DOCUMENT TEXT:
begin

Lansdale v. Daniels/Opinion of the Court
|Lansdale v. Daniels by
Opinion of the Court
Pre-emption rights of the kind in controversy are regulated by the act of March 3, 1853 (10 Stat. 244), from which it appears that unsurveyed as well as surveyed lands, not exempted by the same act, are subject to the pre-emption laws, with all the excetions, conditions, and limitations expressed in such, unless otherwise herein provided. Provision is also made for the appointment of a surveyor-general and of a register and receiver, with the same powers and duties as conferred and prescribed under the prior pre-emption laws. Official surveys were to be made, and the same section which gives the right to pre-empt the lands provides that, where unsurveyed lands are claimed, the usual notice of such claim shall be filed within three months after the returns of the plats of surveys to the land-office.
Proceedings in the nature of an action of ejectment were instituted by the plaintiff to recover certain lands situated in Humboldt County, California, and damages for their detention. Service was made; and the defendant appeared and filed what is called in the State practice an answer and cross-complaint, in which he admits possession, but denies that it is wrongful, and sets up a pre-emption title to the lands.
Complete title to the lands is claimed by the plaintiff under a patent from the United States, issued to him as a pre-emptor. On the other hand, the defendant claims that he was justly and legally entitled to the patent, which was wrongfully issued to the plaintiff; and the object of the cross-complaint is to establish a trust in favor of the defendant, and to compel the plaintiff to convey the lands to the defendant.

end

DATA SHOWN:
begin

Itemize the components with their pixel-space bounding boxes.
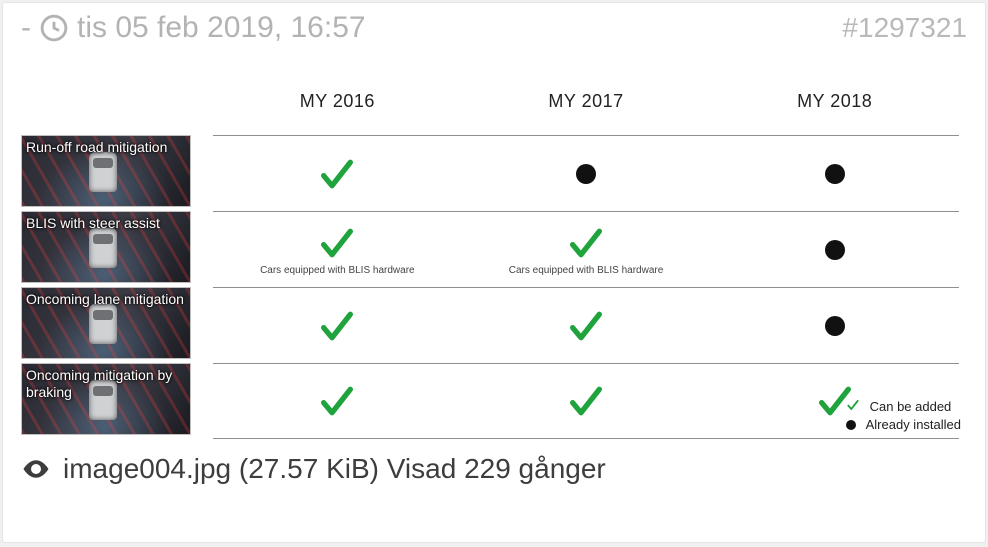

end

AIM: In the Lansdale v. Daniels opinion, explain what the defendant's cross-complaint seeks and the claim it rests on.

ANSWER FOR THE TASK: The cross-complaint seeks to establish a trust in the defendant's favor and to compel the plaintiff to convey the lands to him. It rests on the defendant's claim that he was justly and legally entitled to the patent, which was wrongfully issued to the plaintiff.